[Problem details] Quote the whole listing verbatim.

[Records for the task]
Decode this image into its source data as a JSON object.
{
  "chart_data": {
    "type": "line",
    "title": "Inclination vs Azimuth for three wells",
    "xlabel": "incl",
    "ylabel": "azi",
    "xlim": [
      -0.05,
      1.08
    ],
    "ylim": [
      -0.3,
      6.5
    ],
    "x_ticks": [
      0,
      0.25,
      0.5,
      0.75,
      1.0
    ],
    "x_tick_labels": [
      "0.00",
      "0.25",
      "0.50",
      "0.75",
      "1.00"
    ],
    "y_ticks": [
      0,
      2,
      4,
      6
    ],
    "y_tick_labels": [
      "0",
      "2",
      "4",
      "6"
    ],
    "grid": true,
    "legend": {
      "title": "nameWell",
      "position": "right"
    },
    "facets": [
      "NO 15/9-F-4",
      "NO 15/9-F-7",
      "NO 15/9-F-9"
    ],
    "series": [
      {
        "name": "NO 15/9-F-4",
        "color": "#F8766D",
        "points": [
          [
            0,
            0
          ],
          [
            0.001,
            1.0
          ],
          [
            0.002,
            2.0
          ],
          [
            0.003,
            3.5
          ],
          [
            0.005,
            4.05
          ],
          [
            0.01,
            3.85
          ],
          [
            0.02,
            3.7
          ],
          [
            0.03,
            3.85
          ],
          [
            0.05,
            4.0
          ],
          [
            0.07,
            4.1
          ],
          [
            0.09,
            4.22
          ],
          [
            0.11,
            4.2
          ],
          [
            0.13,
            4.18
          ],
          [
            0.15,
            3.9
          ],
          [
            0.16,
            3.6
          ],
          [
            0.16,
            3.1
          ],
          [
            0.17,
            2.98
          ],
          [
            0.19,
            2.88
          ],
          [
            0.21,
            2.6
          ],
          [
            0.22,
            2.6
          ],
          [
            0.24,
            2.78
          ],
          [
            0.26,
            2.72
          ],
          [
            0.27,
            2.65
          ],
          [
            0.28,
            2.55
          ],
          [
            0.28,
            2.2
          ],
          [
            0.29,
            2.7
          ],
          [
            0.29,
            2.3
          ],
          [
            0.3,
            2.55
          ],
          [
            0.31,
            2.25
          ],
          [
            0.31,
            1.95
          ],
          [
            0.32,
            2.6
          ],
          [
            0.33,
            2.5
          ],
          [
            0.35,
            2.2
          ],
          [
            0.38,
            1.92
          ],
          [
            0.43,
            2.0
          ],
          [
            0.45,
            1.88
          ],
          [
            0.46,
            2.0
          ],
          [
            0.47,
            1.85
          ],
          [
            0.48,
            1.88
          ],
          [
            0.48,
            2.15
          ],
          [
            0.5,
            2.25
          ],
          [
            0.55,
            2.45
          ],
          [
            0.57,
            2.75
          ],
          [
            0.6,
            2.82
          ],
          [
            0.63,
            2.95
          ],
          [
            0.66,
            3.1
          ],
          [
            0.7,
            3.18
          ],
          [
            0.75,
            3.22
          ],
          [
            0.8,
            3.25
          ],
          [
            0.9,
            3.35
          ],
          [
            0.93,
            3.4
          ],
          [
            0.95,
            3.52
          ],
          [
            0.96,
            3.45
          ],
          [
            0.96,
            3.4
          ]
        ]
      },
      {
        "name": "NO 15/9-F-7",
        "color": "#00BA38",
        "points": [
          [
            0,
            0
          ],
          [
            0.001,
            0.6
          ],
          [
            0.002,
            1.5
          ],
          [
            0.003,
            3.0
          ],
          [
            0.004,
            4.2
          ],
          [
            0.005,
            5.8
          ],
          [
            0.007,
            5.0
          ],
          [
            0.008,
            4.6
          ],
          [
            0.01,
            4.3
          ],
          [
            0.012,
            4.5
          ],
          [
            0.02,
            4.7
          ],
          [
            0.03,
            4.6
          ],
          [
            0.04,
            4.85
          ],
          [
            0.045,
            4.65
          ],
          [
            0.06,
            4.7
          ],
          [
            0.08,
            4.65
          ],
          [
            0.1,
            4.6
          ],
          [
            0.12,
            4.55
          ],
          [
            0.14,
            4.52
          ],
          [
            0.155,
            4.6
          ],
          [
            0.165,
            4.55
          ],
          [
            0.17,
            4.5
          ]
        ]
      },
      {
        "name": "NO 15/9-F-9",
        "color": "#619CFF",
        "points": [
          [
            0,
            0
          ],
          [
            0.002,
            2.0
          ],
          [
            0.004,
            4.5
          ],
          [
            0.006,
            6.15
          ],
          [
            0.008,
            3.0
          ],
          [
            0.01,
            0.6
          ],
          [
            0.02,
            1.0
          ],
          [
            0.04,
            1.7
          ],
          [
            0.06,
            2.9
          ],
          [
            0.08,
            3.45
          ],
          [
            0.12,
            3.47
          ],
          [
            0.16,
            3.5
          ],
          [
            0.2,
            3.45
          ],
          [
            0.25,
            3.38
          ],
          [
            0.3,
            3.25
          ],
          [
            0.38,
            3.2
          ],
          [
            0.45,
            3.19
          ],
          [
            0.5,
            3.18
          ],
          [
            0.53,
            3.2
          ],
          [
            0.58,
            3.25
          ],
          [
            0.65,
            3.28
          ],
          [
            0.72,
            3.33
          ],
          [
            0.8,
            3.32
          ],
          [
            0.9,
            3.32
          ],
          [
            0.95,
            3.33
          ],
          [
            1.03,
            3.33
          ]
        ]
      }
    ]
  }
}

[Response for this exercise]
Decode this image into its source data as a JSON object.
{
  "chart_data": {
    "type": "line",
    "title": "Inclination vs Azimuth for three wells",
    "xlabel": "incl",
    "ylabel": "azi",
    "xlim": [
      -0.05,
      1.08
    ],
    "ylim": [
      -0.3,
      6.5
    ],
    "x_ticks": [
      0,
      0.25,
      0.5,
      0.75,
      1.0
    ],
    "x_tick_labels": [
      "0.00",
      "0.25",
      "0.50",
      "0.75",
      "1.00"
    ],
    "y_ticks": [
      0,
      2,
      4,
      6
    ],
    "y_tick_labels": [
      "0",
      "2",
      "4",
      "6"
    ],
    "grid": true,
    "legend": {
      "title": "nameWell",
      "position": "right"
    },
    "facets": [
      "NO 15/9-F-4",
      "NO 15/9-F-7",
      "NO 15/9-F-9"
    ],
    "series": [
      {
        "name": "NO 15/9-F-4",
        "color": "#F8766D",
        "points": [
          [
            0,
            0
          ],
          [
            0.001,
            1.0
          ],
          [
            0.002,
            2.0
          ],
          [
            0.003,
            3.5
          ],
          [
            0.005,
            4.05
          ],
          [
            0.01,
            3.85
          ],
          [
            0.02,
            3.7
          ],
          [
            0.03,
            3.85
          ],
          [
            0.05,
            4.0
          ],
          [
            0.07,
            4.1
          ],
          [
            0.09,
            4.22
          ],
          [
            0.11,
            4.2
          ],
          [
            0.13,
            4.18
          ],
          [
            0.15,
            3.9
          ],
          [
            0.16,
            3.6
          ],
          [
            0.16,
            3.1
          ],
          [
            0.17,
            2.98
          ],
          [
            0.19,
            2.88
          ],
          [
            0.21,
            2.6
          ],
          [
            0.22,
            2.6
          ],
          [
            0.24,
            2.78
          ],
          [
            0.26,
            2.72
          ],
          [
            0.27,
            2.65
          ],
          [
            0.28,
            2.55
          ],
          [
            0.28,
            2.2
          ],
          [
            0.29,
            2.7
          ],
          [
            0.29,
            2.3
          ],
          [
            0.3,
            2.55
          ],
          [
            0.31,
            2.25
          ],
          [
            0.31,
            1.95
          ],
          [
            0.32,
            2.6
          ],
          [
            0.33,
            2.5
          ],
          [
            0.35,
            2.2
          ],
          [
            0.38,
            1.92
          ],
          [
            0.43,
            2.0
          ],
          [
            0.45,
            1.88
          ],
          [
            0.46,
            2.0
          ],
          [
            0.47,
            1.85
          ],
          [
            0.48,
            1.88
          ],
          [
            0.48,
            2.15
          ],
          [
            0.5,
            2.25
          ],
          [
            0.55,
            2.45
          ],
          [
            0.57,
            2.75
          ],
          [
            0.6,
            2.82
          ],
          [
            0.63,
            2.95
          ],
          [
            0.66,
            3.1
          ],
          [
            0.7,
            3.18
          ],
          [
            0.75,
            3.22
          ],
          [
            0.8,
            3.25
          ],
          [
            0.9,
            3.35
          ],
          [
            0.93,
            3.4
          ],
          [
            0.95,
            3.52
          ],
          [
            0.96,
            3.45
          ],
          [
            0.96,
            3.4
          ]
        ]
      },
      {
        "name": "NO 15/9-F-7",
        "color": "#00BA38",
        "points": [
          [
            0,
            0
          ],
          [
            0.001,
            0.6
          ],
          [
            0.002,
            1.5
          ],
          [
            0.003,
            3.0
          ],
          [
            0.004,
            4.2
          ],
          [
            0.005,
            5.8
          ],
          [
            0.007,
            5.0
          ],
          [
            0.008,
            4.6
          ],
          [
            0.01,
            4.3
          ],
          [
            0.012,
            4.5
          ],
          [
            0.02,
            4.7
          ],
          [
            0.03,
            4.6
          ],
          [
            0.04,
            4.85
          ],
          [
            0.045,
            4.65
          ],
          [
            0.06,
            4.7
          ],
          [
            0.08,
            4.65
          ],
          [
            0.1,
            4.6
          ],
          [
            0.12,
            4.55
          ],
          [
            0.14,
            4.52
          ],
          [
            0.155,
            4.6
          ],
          [
            0.165,
            4.55
          ],
          [
            0.17,
            4.5
          ]
        ]
      },
      {
        "name": "NO 15/9-F-9",
        "color": "#619CFF",
        "points": [
          [
            0,
            0
          ],
          [
            0.002,
            2.0
          ],
          [
            0.004,
            4.5
          ],
          [
            0.006,
            6.15
          ],
          [
            0.008,
            3.0
          ],
          [
            0.01,
            0.6
          ],
          [
            0.02,
            1.0
          ],
          [
            0.04,
            1.7
          ],
          [
            0.06,
            2.9
          ],
          [
            0.08,
            3.45
          ],
          [
            0.12,
            3.47
          ],
          [
            0.16,
            3.5
          ],
          [
            0.2,
            3.45
          ],
          [
            0.25,
            3.38
          ],
          [
            0.3,
            3.25
          ],
          [
            0.38,
            3.2
          ],
          [
            0.45,
            3.19
          ],
          [
            0.5,
            3.18
          ],
          [
            0.53,
            3.2
          ],
          [
            0.58,
            3.25
          ],
          [
            0.65,
            3.28
          ],
          [
            0.72,
            3.33
          ],
          [
            0.8,
            3.32
          ],
          [
            0.9,
            3.32
          ],
          [
            0.95,
            3.33
          ],
          [
            1.03,
            3.33
          ]
        ]
      }
    ]
  }
}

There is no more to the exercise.